[Entries with figure data]
##########
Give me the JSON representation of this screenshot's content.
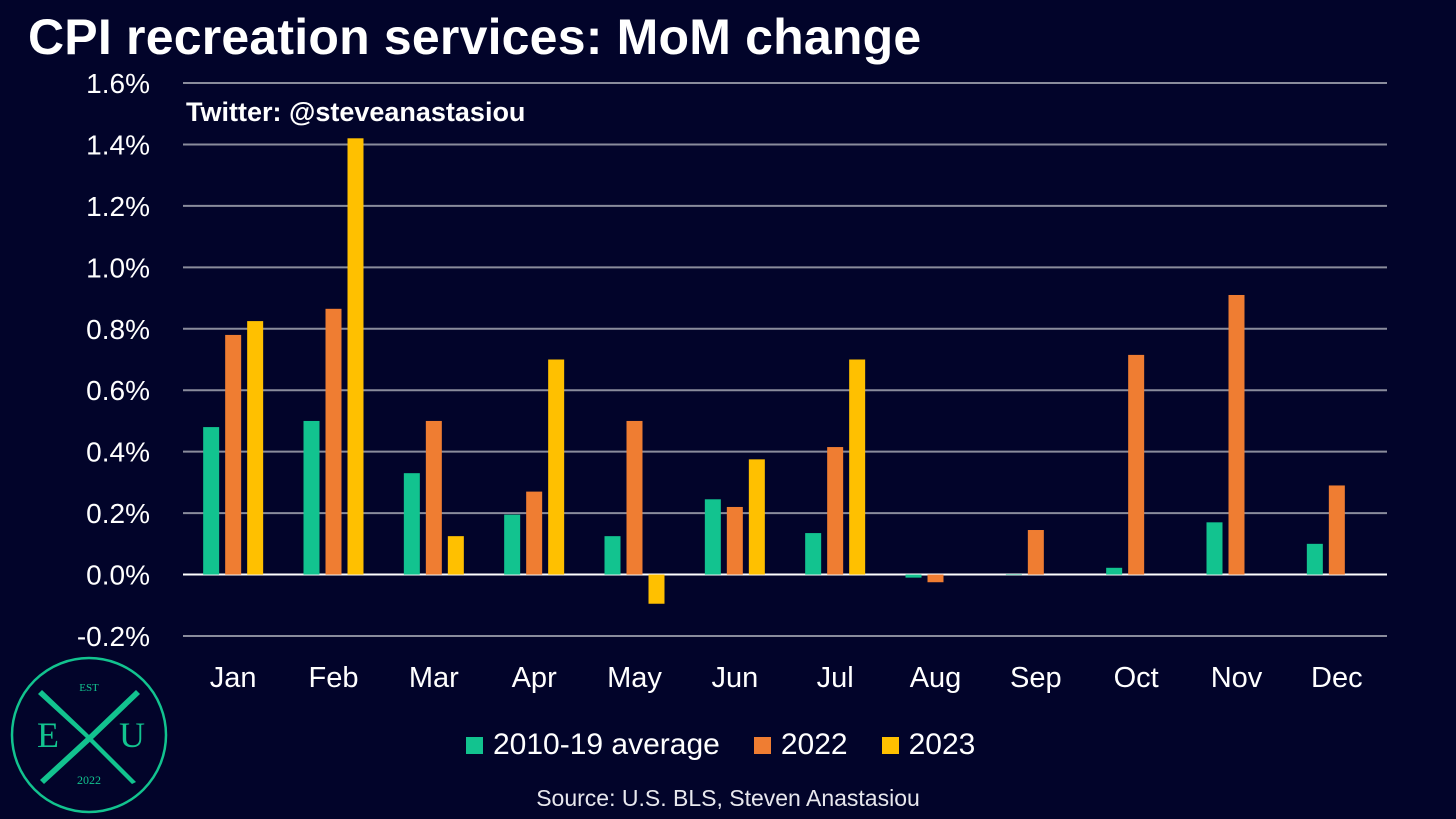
{
  "chart_data": {
    "type": "bar",
    "title": "CPI recreation services: MoM change",
    "watermark": "Twitter: @steveanastasiou",
    "source": "Source: U.S. BLS, Steven Anastasiou",
    "categories": [
      "Jan",
      "Feb",
      "Mar",
      "Apr",
      "May",
      "Jun",
      "Jul",
      "Aug",
      "Sep",
      "Oct",
      "Nov",
      "Dec"
    ],
    "series": [
      {
        "name": "2010-19 average",
        "color": "#12c38f",
        "values": [
          0.48,
          0.5,
          0.33,
          0.195,
          0.125,
          0.245,
          0.135,
          -0.01,
          0.0,
          0.022,
          0.17,
          0.1
        ]
      },
      {
        "name": "2022",
        "color": "#ef7d32",
        "values": [
          0.78,
          0.865,
          0.5,
          0.27,
          0.5,
          0.22,
          0.415,
          -0.025,
          0.145,
          0.715,
          0.91,
          0.29
        ]
      },
      {
        "name": "2023",
        "color": "#ffc000",
        "values": [
          0.825,
          1.42,
          0.125,
          0.7,
          -0.095,
          0.375,
          0.7,
          null,
          null,
          null,
          null,
          null
        ]
      }
    ],
    "ylim": [
      -0.2,
      1.6
    ],
    "yticks": [
      -0.2,
      0.0,
      0.2,
      0.4,
      0.6,
      0.8,
      1.0,
      1.2,
      1.4,
      1.6
    ],
    "ytick_labels": [
      "-0.2%",
      "0.0%",
      "0.2%",
      "0.4%",
      "0.6%",
      "0.8%",
      "1.0%",
      "1.2%",
      "1.4%",
      "1.6%"
    ],
    "xlabel": "",
    "ylabel": "",
    "grid": true,
    "legend_position": "bottom"
  },
  "logo": {
    "top_text": "EST",
    "left_letter": "E",
    "center_letter": "X",
    "right_letter": "U",
    "bottom_text": "2022",
    "color": "#12c38f"
  }
}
##########
**YOUR OBJECTIVE:** Collect the lines of the records that include the string "name".

**CORRECT RESULT:**
        "name": "2010-19 average",
        "name": "2022",
        "name": "2023",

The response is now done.